TASK INSTRUCTIONS » Locate the string "Ovinpiades" in the listing below. Copy every line where it is found.

RECORDS FOR PROCESSING »
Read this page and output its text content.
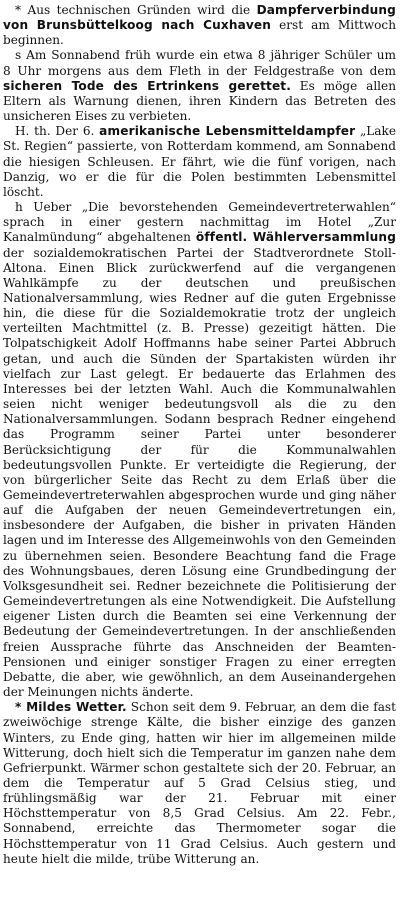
* Aus technischen Gründen wird die Dampferverbindung von Brunsbüttelkoog nach Cuxhaven erst am Mittwoch beginnen.

s Am Sonnabend früh wurde ein etwa 8 jähriger Schüler um 8 Uhr morgens aus dem Fleth in der Feldgestraße von dem sicheren Tode des Ertrinkens gerettet. Es möge allen Eltern als Warnung dienen, ihren Kindern das Betreten des unsicheren Eises zu verbieten.

H. th. Der 6. amerikanische Lebensmitteldampfer „Lake St. Regien“ passierte, von Rotterdam kommend, am Sonnabend die hiesigen Schleusen. Er fährt, wie die fünf vorigen, nach Danzig, wo er die für die Polen bestimmten Lebensmittel löscht.

h Ueber „Die bevorstehenden Gemeindevertreterwahlen“ sprach in einer gestern nachmittag im Hotel „Zur Kanalmündung“ abgehaltenen öffentl. Wählerversammlung der sozialdemokratischen Partei der Stadtverordnete Stoll-Altona. Einen Blick zurückwerfend auf die vergangenen Wahlkämpfe zu der deutschen und preußischen Nationalversammlung, wies Redner auf die guten Ergebnisse hin, die diese für die Sozialdemokratie trotz der ungleich verteilten Machtmittel (z. B. Presse) gezeitigt hätten. Die Tolpatschigkeit Adolf Hoffmanns habe seiner Partei Abbruch getan, und auch die Sünden der Spartakisten würden ihr vielfach zur Last gelegt. Er bedauerte das Erlahmen des Interesses bei der letzten Wahl. Auch die Kommunalwahlen seien nicht weniger bedeutungsvoll als die zu den Nationalversammlungen. Sodann besprach Redner eingehend das Programm seiner Partei unter besonderer Berücksichtigung der für die Kommunalwahlen bedeutungsvollen Punkte. Er verteidigte die Regierung, der von bürgerlicher Seite das Recht zu dem Erlaß über die Gemeindevertreterwahlen abgesprochen wurde und ging näher auf die Aufgaben der neuen Gemeindevertretungen ein, insbesondere der Aufgaben, die bisher in privaten Händen lagen und im Interesse des Allgemeinwohls von den Gemeinden zu übernehmen seien. Besondere Beachtung fand die Frage des Wohnungsbaues, deren Lösung eine Grundbedingung der Volksgesundheit sei. Redner bezeichnete die Politisierung der Gemeindevertretungen als eine Notwendigkeit. Die Aufstellung eigener Listen durch die Beamten sei eine Verkennung der Bedeutung der Gemeindevertretungen. In der anschließenden freien Aussprache führte das Anschneiden der Beamten-Pensionen und einiger sonstiger Fragen zu einer erregten Debatte, die aber, wie gewöhnlich, an dem Auseinandergehen der Meinungen nichts änderte.

* Mildes Wetter. Schon seit dem 9. Februar, an dem die fast zweiwöchige strenge Kälte, die bisher einzige des ganzen Winters, zu Ende ging, hatten wir hier im allgemeinen milde Witterung, doch hielt sich die Temperatur im ganzen nahe dem Gefrierpunkt. Wärmer schon gestaltete sich der 20. Februar, an dem die Temperatur auf 5 Grad Celsius stieg, und frühlingsmäßig war der 21. Februar mit einer Höchsttemperatur von 8,5 Grad Celsius. Am 22. Febr., Sonnabend, erreichte das Thermometer sogar die Höchsttemperatur von 11 Grad Celsius. Auch gestern und heute hielt die milde, trübe Witterung an.
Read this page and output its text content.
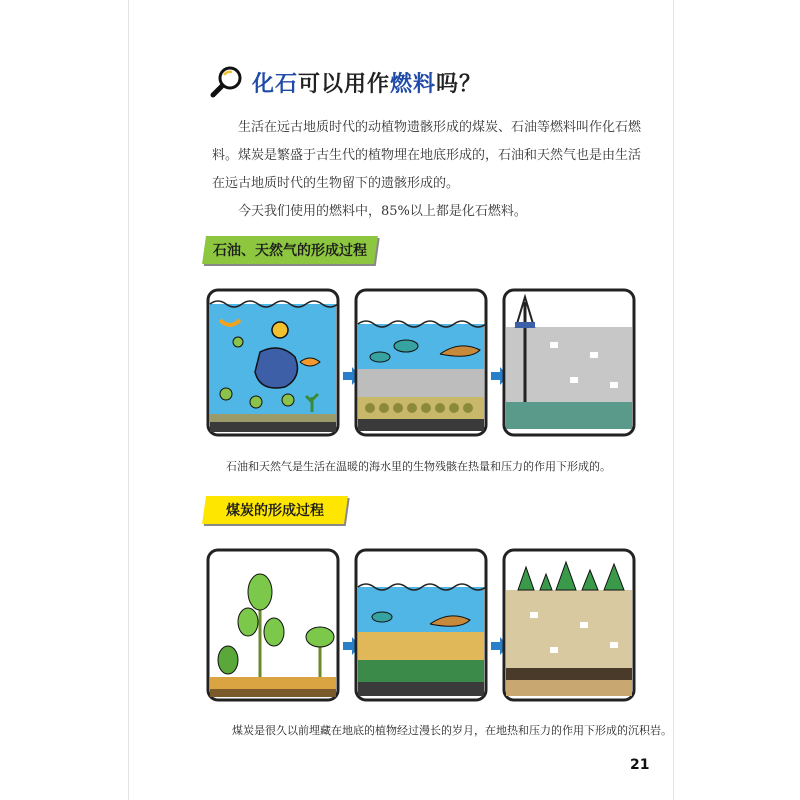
化石可以用作燃料吗？

生活在远古地质时代的动植物遗骸形成的煤炭、石油等燃料叫作化石燃料。煤炭是繁盛于古生代的植物埋在地底形成的，石油和天然气也是由生活在远古地质时代的生物留下的遗骸形成的。

今天我们使用的燃料中，85%以上都是化石燃料。

石油、天然气的形成过程
石油和天然气是生活在温暖的海水里的生物残骸在热量和压力的作用下形成的。
煤炭的形成过程
煤炭是很久以前埋藏在地底的植物经过漫长的岁月，在地热和压力的作用下形成的沉积岩。
21
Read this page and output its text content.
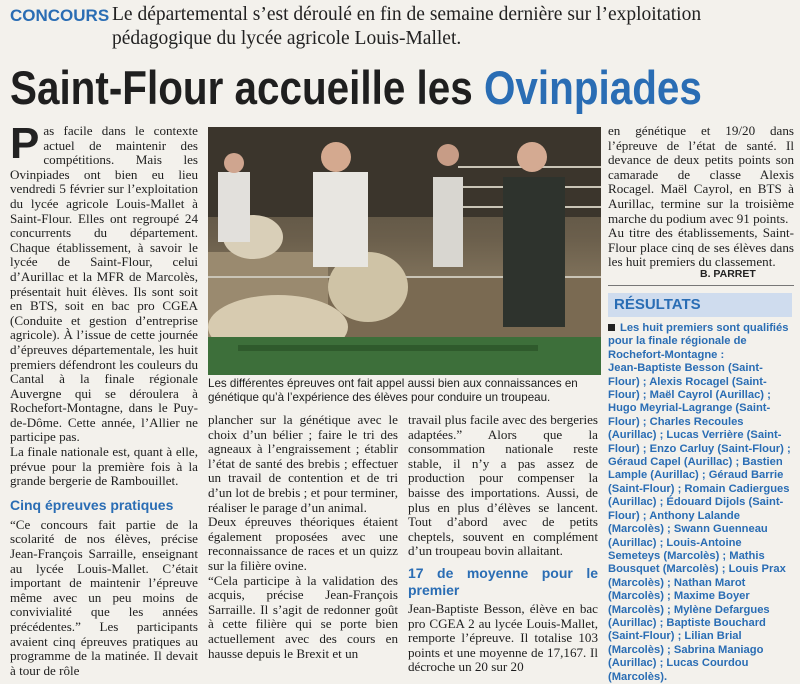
CONCOURS Le départemental s’est déroulé en fin de semaine dernière sur l’exploitation pédagogique du lycée agricole Louis-Mallet.
Saint-Flour accueille les Ovinpiades

Pas facile dans le contexte actuel de maintenir des compétitions. Mais les Ovinpiades ont bien eu lieu vendredi 5 février sur l’exploitation du lycée agricole Louis-Mallet à Saint-Flour. Elles ont regroupé 24 concurrents du département. Chaque établissement, à savoir le lycée de Saint-Flour, celui d’Aurillac et la MFR de Marcolès, présentait huit élèves. Ils sont soit en BTS, soit en bac pro CGEA (Conduite et gestion d’entreprise agricole). À l’issue de cette journée d’épreuves départementale, les huit premiers défendront les couleurs du Cantal à la finale régionale Auvergne qui se déroulera à Rochefort-Montagne, dans le Puy-de-Dôme. Cette année, l’Allier ne participe pas.

La finale nationale est, quant à elle, prévue pour la première fois à la grande bergerie de Rambouillet.

Cinq épreuves pratiques

“Ce concours fait partie de la scolarité de nos élèves, précise Jean-François Sarraille, enseignant au lycée Louis-Mallet. C’était important de maintenir l’épreuve même avec un peu moins de convivialité que les années précédentes.” Les participants avaient cinq épreuves pratiques au programme de la matinée. Il devait à tour de rôle

Les différentes épreuves ont fait appel aussi bien aux connaissances en génétique qu’à l’expérience des élèves pour conduire un troupeau.

plancher sur la génétique avec le choix d’un bélier ; faire le tri des agneaux à l’engraissement ; établir l’état de santé des brebis ; effectuer un travail de contention et de tri d’un lot de brebis ; et pour terminer, réaliser le parage d’un animal.

Deux épreuves théoriques étaient également proposées avec une reconnaissance de races et un quizz sur la filière ovine.

“Cela participe à la validation des acquis, précise Jean-François Sarraille. Il s’agit de redonner goût à cette filière qui se porte bien actuellement avec des cours en hausse depuis le Brexit et un

travail plus facile avec des bergeries adaptées.” Alors que la consommation nationale reste stable, il n’y a pas assez de production pour compenser la baisse des importations. Aussi, de plus en plus d’élèves se lancent. Tout d’abord avec de petits cheptels, souvent en complément d’un troupeau bovin allaitant.

17 de moyenne pour le premier

Jean-Baptiste Besson, élève en bac pro CGEA 2 au lycée Louis-Mallet, remporte l’épreuve. Il totalise 103 points et une moyenne de 17,167. Il décroche un 20 sur 20

en génétique et 19/20 dans l’épreuve de l’état de santé. Il devance de deux petits points son camarade de classe Alexis Rocagel. Maël Cayrol, en BTS à Aurillac, termine sur la troisième marche du podium avec 91 points.

Au titre des établissements, Saint-Flour place cinq de ses élèves dans les huit premiers du classement.

B. PARRET
RÉSULTATS
Les huit premiers sont qualifiés pour la finale régionale de Rochefort-Montagne :
Jean-Baptiste Besson (Saint-Flour) ; Alexis Rocagel (Saint-Flour) ; Maël Cayrol (Aurillac) ; Hugo Meyrial-Lagrange (Saint-Flour) ; Charles Recoules (Aurillac) ; Lucas Verrière (Saint-Flour) ; Enzo Carluy (Saint-Flour) ; Géraud Capel (Aurillac) ; Bastien Lample (Aurillac) ; Géraud Barrie (Saint-Flour) ; Romain Cadiergues (Aurillac) ; Édouard Dijols (Saint-Flour) ; Anthony Lalande (Marcolès) ; Swann Guenneau (Aurillac) ; Louis-Antoine Semeteys (Marcolès) ; Mathis Bousquet (Marcolès) ; Louis Prax (Marcolès) ; Nathan Marot (Marcolès) ; Maxime Boyer (Marcolès) ; Mylène Defargues (Aurillac) ; Baptiste Bouchard (Saint-Flour) ; Lilian Brial (Marcolès) ; Sabrina Maniago (Aurillac) ; Lucas Courdou (Marcolès).
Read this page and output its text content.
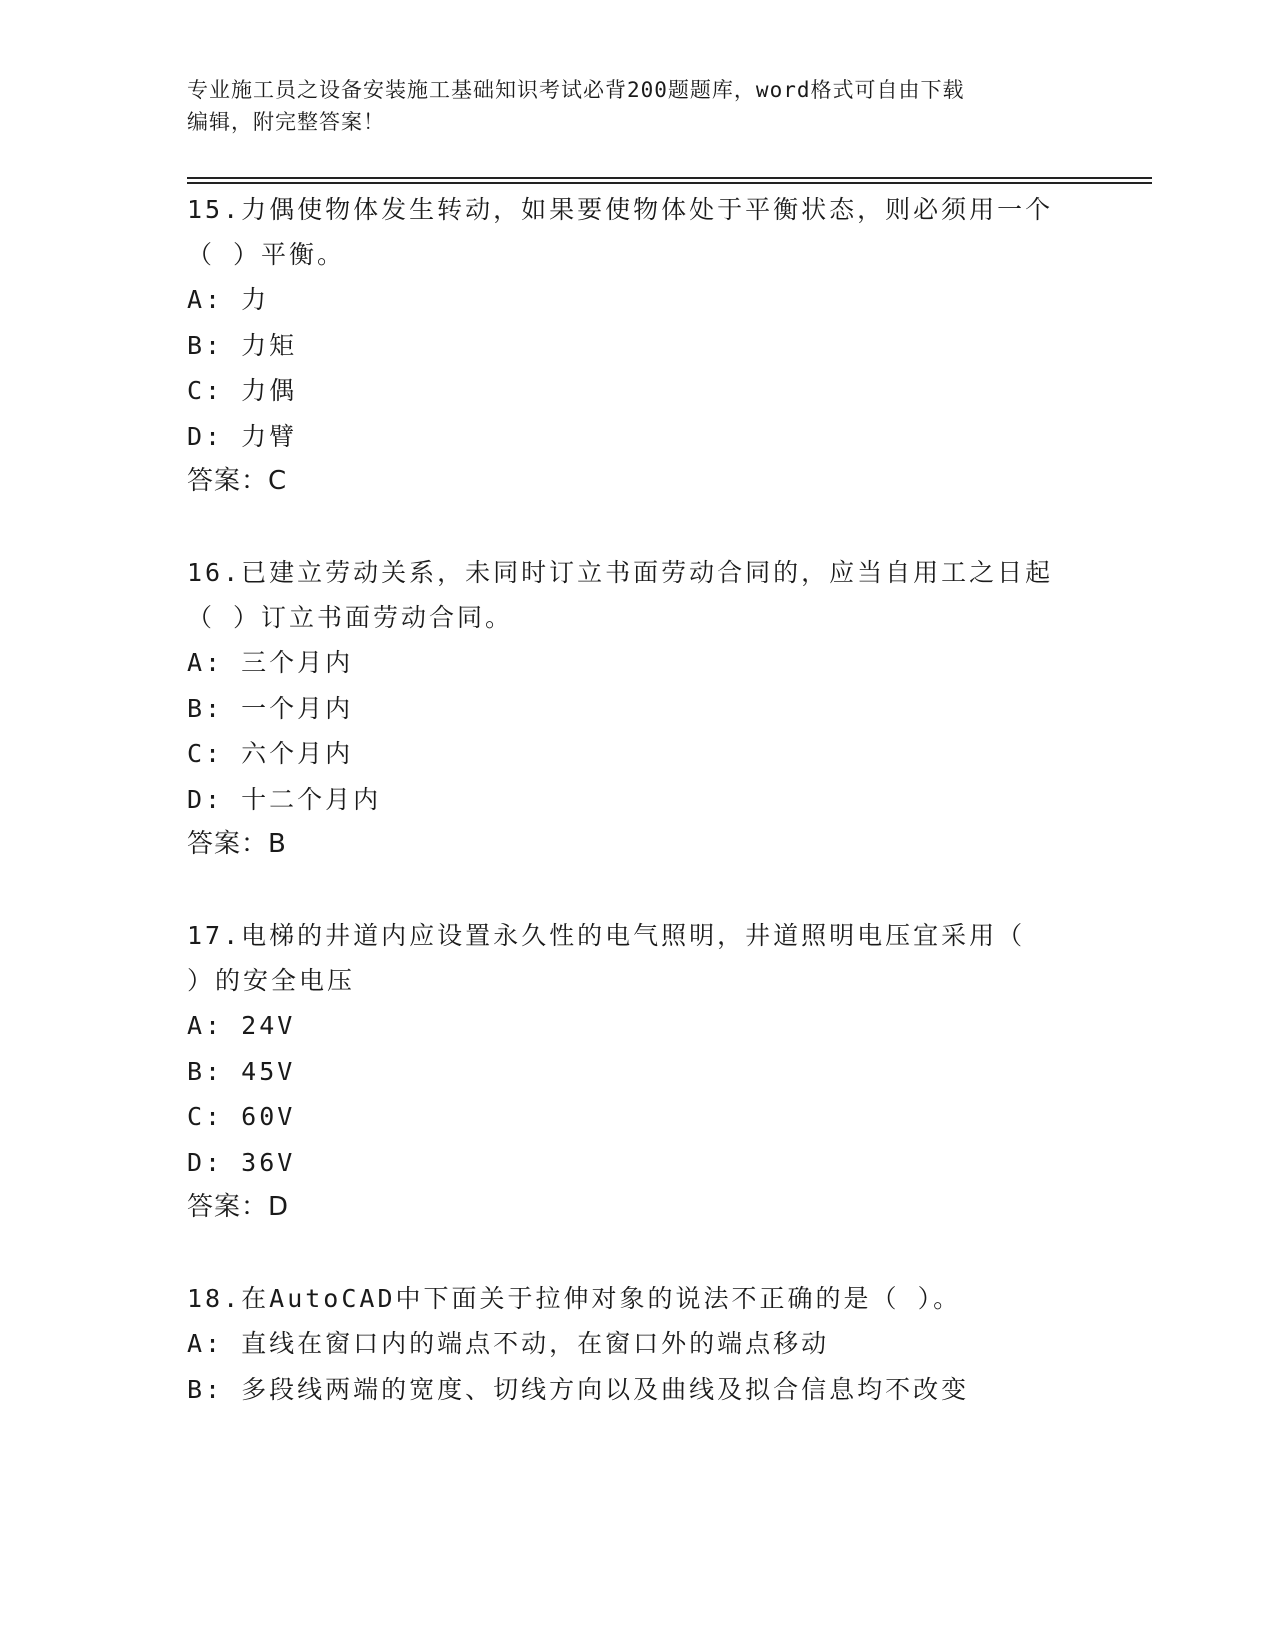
专业施工员之设备安装施工基础知识考试必背200题题库，word格式可自由下载
编辑，附完整答案！
15.力偶使物体发生转动，如果要使物体处于平衡状态，则必须用一个
（ ）平衡。
A: 力
B: 力矩
C: 力偶
D: 力臂
答案：C
16.已建立劳动关系，未同时订立书面劳动合同的，应当自用工之日起
（ ）订立书面劳动合同。
A: 三个月内
B: 一个月内
C: 六个月内
D: 十二个月内
答案：B
17.电梯的井道内应设置永久性的电气照明，井道照明电压宜采用（
）的安全电压
A: 24V
B: 45V
C: 60V
D: 36V
答案：D
18.在AutoCAD中下面关于拉伸对象的说法不正确的是（ ）。
A: 直线在窗口内的端点不动，在窗口外的端点移动
B: 多段线两端的宽度、切线方向以及曲线及拟合信息均不改变
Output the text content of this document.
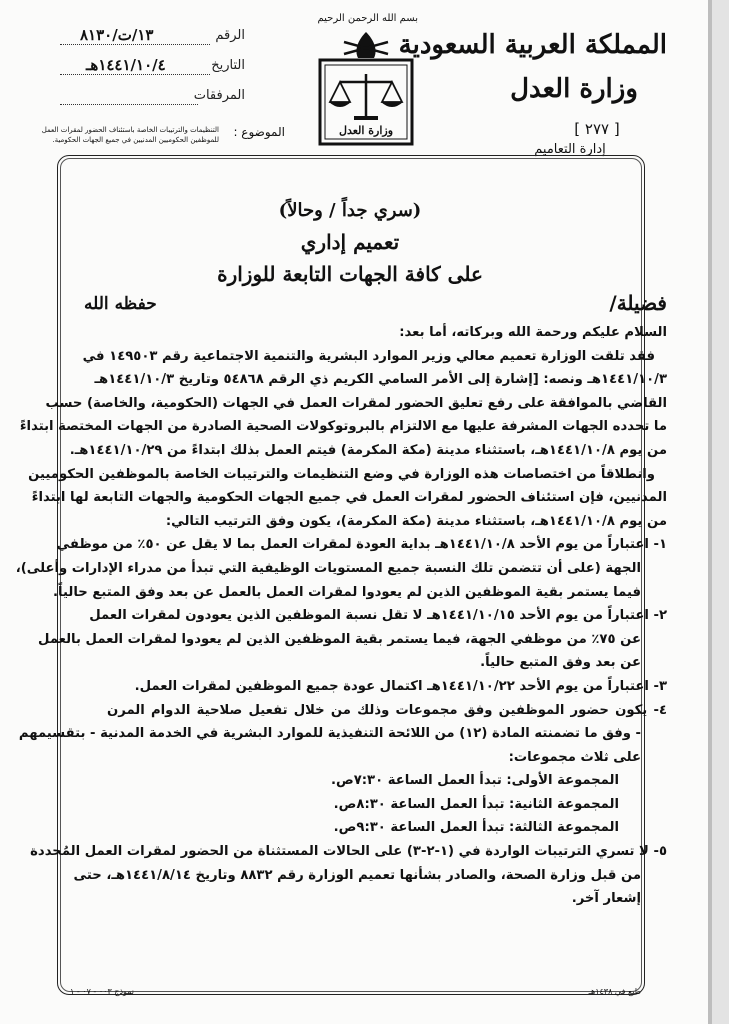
المملكة العربية السعودية
وزارة العدل
[ ٢٧٧ ]
إدارة التعاميم
بسم الله الرحمن الرحيم
وزارة العدل
الرقم
١٣/ت/٨١٣٠
التاريخ
١٤٤١/١٠/٤هـ
المرفقات
الموضوع :
التنظيمات والترتيبات الخاصة باستئناف الحضور لمقرات العمل للموظفين الحكوميين المدنيين في جميع الجهات الحكومية.
(سري جداً / وحالاً)
تعميم إداري
على كافة الجهات التابعة للوزارة
فضيلة/
حفظه الله
السلام عليكم ورحمة الله وبركاته، أما بعد:
فقد تلقت الوزارة تعميم معالي وزير الموارد البشرية والتنمية الاجتماعية رقم ١٤٩٥٠٣ في
١٤٤١/١٠/٣هـ ونصه: [إشارة إلى الأمر السامي الكريم ذي الرقم ٥٤٨٦٨ وتاريخ ١٤٤١/١٠/٣هـ
القاضي بالموافقة على رفع تعليق الحضور لمقرات العمل في الجهات (الحكومية، والخاصة) حسب
ما تحدده الجهات المشرفة عليها مع الالتزام بالبروتوكولات الصحية الصادرة من الجهات المختصة ابتداءً
من يوم ١٤٤١/١٠/٨هـ، باستثناء مدينة (مكة المكرمة) فيتم العمل بذلك ابتداءً من ١٤٤١/١٠/٢٩هـ.
وانطلاقاً من اختصاصات هذه الوزارة في وضع التنظيمات والترتيبات الخاصة بالموظفين الحكوميين
المدنيين، فإن استئناف الحضور لمقرات العمل في جميع الجهات الحكومية والجهات التابعة لها ابتداءً
من يوم ١٤٤١/١٠/٨هـ، باستثناء مدينة (مكة المكرمة)، يكون وفق الترتيب التالي:
١- اعتباراً من يوم الأحد ١٤٤١/١٠/٨هـ بداية العودة لمقرات العمل بما لا يقل عن ٥٠٪ من موظفي
الجهة (على أن تتضمن تلك النسبة جميع المستويات الوظيفية التي تبدأ من مدراء الإدارات وأعلى)،
فيما يستمر بقية الموظفين الذين لم يعودوا لمقرات العمل بالعمل عن بعد وفق المتبع حالياً.
٢- اعتباراً من يوم الأحد ١٤٤١/١٠/١٥هـ لا تقل نسبة الموظفين الذين يعودون لمقرات العمل
عن ٧٥٪ من موظفي الجهة، فيما يستمر بقية الموظفين الذين لم يعودوا لمقرات العمل بالعمل
عن بعد وفق المتبع حالياً.
٣- اعتباراً من يوم الأحد ١٤٤١/١٠/٢٢هـ اكتمال عودة جميع الموظفين لمقرات العمل.
٤- يكون حضور الموظفين وفق مجموعات وذلك من خلال تفعيل صلاحية الدوام المرن
- وفق ما تضمنته المادة (١٢) من اللائحة التنفيذية للموارد البشرية في الخدمة المدنية - بتقسيمهم
على ثلاث مجموعات:
المجموعة الأولى: تبدأ العمل الساعة ٧:٣٠ص.
المجموعة الثانية: تبدأ العمل الساعة ٨:٣٠ص.
المجموعة الثالثة: تبدأ العمل الساعة ٩:٣٠ص.
٥- لا تسري الترتيبات الواردة في (١-٢-٣) على الحالات المستثناة من الحضور لمقرات العمل المُحددة
من قبل وزارة الصحة، والصادر بشأنها تعميم الوزارة رقم ٨٨٣٢ وتاريخ ١٤٤١/٨/١٤هـ، حتى
إشعار آخر.
نموذج ٠٠٣ - ٠٧ - ١	طبع في ١٤٣٨هـ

TASK SOLUTION »
Saint-Flour accueille les Ovinpiades
Pas facile dans le contexte actuel de maintenir des compétitions. Mais les Ovinpiades ont bien eu lieu vendredi 5 février sur l’exploitation du lycée agricole Louis-Mallet à Saint-Flour. Elles ont regroupé 24 concurrents du département. Chaque établissement, à savoir le lycée de Saint-Flour, celui d’Aurillac et la MFR de Marcolès, présentait huit élèves. Ils sont soit en BTS, soit en bac pro CGEA (Conduite et gestion d’entreprise agricole). À l’issue de cette journée d’épreuves départementale, les huit premiers défendront les couleurs du Cantal à la finale régionale Auvergne qui se déroulera à Rochefort-Montagne, dans le Puy-de-Dôme. Cette année, l’Allier ne participe pas.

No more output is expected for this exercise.